Identify all lines in the listing that include the word "Within", and copy them out.

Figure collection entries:
^^^^^^^^
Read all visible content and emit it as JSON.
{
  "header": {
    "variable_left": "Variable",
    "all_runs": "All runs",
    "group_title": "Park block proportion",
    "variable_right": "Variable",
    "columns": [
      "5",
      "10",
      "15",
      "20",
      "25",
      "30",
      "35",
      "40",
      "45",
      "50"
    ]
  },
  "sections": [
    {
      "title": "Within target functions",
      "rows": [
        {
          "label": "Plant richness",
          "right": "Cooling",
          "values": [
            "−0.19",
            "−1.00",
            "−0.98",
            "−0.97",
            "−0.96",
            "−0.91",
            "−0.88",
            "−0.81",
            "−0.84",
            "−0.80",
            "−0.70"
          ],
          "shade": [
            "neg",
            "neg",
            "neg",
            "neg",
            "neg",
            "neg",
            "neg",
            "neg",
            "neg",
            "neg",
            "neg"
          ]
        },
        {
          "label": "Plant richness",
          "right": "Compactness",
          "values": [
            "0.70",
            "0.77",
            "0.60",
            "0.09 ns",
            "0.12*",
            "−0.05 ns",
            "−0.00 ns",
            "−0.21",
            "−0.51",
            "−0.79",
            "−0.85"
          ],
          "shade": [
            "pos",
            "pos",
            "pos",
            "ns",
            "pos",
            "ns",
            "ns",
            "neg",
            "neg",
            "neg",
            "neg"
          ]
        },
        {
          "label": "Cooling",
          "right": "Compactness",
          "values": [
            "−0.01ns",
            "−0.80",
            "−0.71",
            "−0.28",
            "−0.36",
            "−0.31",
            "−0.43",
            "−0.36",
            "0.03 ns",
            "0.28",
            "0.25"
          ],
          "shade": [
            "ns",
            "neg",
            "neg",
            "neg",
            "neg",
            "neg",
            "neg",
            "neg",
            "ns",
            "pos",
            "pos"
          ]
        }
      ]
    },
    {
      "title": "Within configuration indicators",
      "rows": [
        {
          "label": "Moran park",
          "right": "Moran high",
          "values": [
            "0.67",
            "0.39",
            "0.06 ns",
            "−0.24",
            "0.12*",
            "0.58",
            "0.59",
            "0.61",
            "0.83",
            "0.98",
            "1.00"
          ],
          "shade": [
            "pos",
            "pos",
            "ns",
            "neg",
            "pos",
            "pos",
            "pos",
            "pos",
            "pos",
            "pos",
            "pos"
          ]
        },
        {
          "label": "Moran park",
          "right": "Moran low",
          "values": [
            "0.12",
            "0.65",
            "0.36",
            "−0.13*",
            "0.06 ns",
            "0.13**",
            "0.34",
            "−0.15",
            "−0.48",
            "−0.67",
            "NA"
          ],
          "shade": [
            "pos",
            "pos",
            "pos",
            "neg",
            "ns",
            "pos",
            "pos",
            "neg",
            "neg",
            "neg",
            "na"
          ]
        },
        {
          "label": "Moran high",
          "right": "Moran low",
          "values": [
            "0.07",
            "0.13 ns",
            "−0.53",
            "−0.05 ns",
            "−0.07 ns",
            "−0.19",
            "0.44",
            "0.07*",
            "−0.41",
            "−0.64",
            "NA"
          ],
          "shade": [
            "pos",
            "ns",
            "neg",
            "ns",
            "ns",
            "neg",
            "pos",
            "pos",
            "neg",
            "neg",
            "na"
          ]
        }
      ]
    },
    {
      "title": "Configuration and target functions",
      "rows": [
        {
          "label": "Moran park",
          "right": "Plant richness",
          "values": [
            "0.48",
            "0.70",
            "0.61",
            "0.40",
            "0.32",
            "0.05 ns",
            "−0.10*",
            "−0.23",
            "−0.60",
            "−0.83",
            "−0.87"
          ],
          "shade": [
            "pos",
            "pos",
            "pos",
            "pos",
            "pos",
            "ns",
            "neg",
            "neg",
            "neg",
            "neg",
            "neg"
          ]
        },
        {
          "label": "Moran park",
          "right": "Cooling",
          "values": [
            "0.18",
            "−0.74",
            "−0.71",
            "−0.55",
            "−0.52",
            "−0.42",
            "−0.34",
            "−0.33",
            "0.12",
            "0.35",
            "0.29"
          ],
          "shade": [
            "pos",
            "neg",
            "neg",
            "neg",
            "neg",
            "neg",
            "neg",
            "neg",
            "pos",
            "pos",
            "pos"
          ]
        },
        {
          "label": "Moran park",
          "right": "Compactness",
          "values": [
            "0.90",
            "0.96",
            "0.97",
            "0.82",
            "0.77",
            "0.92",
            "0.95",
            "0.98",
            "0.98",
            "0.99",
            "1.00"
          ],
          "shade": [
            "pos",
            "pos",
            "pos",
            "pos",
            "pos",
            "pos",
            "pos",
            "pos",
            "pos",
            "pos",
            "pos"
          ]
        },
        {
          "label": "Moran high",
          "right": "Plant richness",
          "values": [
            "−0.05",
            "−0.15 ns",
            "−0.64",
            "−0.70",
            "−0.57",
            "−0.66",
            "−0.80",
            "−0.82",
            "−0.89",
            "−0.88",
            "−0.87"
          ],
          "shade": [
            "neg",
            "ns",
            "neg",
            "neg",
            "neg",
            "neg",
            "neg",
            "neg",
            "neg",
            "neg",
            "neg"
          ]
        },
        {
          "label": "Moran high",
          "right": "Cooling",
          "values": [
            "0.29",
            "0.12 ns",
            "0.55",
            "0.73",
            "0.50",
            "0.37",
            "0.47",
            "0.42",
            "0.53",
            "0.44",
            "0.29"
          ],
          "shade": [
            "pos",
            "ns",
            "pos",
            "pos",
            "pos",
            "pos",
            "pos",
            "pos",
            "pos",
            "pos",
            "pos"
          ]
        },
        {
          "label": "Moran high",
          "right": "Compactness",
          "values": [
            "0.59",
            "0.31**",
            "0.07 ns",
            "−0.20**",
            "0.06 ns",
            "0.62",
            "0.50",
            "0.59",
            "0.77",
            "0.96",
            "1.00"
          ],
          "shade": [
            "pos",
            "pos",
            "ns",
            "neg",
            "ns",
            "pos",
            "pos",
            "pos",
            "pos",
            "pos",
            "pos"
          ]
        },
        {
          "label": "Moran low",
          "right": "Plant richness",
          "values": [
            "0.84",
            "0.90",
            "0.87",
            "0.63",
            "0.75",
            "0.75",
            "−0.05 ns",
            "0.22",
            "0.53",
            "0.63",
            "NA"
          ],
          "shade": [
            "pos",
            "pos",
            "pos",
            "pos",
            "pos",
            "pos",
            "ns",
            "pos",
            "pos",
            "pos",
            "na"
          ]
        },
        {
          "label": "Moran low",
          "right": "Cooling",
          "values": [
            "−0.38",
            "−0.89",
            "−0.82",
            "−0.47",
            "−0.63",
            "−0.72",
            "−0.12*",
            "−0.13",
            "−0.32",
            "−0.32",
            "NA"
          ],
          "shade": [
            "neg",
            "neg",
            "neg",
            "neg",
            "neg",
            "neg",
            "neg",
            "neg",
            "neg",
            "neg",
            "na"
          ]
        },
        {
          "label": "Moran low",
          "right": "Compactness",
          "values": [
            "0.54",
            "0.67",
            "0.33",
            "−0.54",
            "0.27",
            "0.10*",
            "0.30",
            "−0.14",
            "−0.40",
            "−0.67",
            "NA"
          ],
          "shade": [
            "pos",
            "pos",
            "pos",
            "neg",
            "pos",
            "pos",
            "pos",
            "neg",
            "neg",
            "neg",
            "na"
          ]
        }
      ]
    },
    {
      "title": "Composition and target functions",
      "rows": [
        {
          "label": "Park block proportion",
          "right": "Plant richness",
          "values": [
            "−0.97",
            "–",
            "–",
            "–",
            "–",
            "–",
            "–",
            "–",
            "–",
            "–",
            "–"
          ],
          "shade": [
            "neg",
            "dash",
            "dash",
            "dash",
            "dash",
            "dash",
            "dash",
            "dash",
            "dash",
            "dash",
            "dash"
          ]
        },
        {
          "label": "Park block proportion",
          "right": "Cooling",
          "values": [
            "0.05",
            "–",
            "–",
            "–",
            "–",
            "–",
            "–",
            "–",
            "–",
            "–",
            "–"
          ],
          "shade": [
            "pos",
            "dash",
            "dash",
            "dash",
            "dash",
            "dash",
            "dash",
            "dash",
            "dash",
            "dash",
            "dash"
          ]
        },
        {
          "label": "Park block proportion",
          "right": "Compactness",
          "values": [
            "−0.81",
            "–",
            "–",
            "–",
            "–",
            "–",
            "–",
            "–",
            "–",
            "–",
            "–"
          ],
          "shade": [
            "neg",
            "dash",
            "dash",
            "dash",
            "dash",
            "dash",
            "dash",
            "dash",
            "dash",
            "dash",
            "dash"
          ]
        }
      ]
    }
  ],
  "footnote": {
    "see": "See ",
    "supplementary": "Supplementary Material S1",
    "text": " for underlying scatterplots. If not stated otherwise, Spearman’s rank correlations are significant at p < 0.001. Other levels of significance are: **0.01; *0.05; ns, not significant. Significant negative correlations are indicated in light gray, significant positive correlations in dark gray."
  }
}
^^^^^^^^
→ The answer:
      "title": "Within target functions",
      "title": "Within configuration indicators",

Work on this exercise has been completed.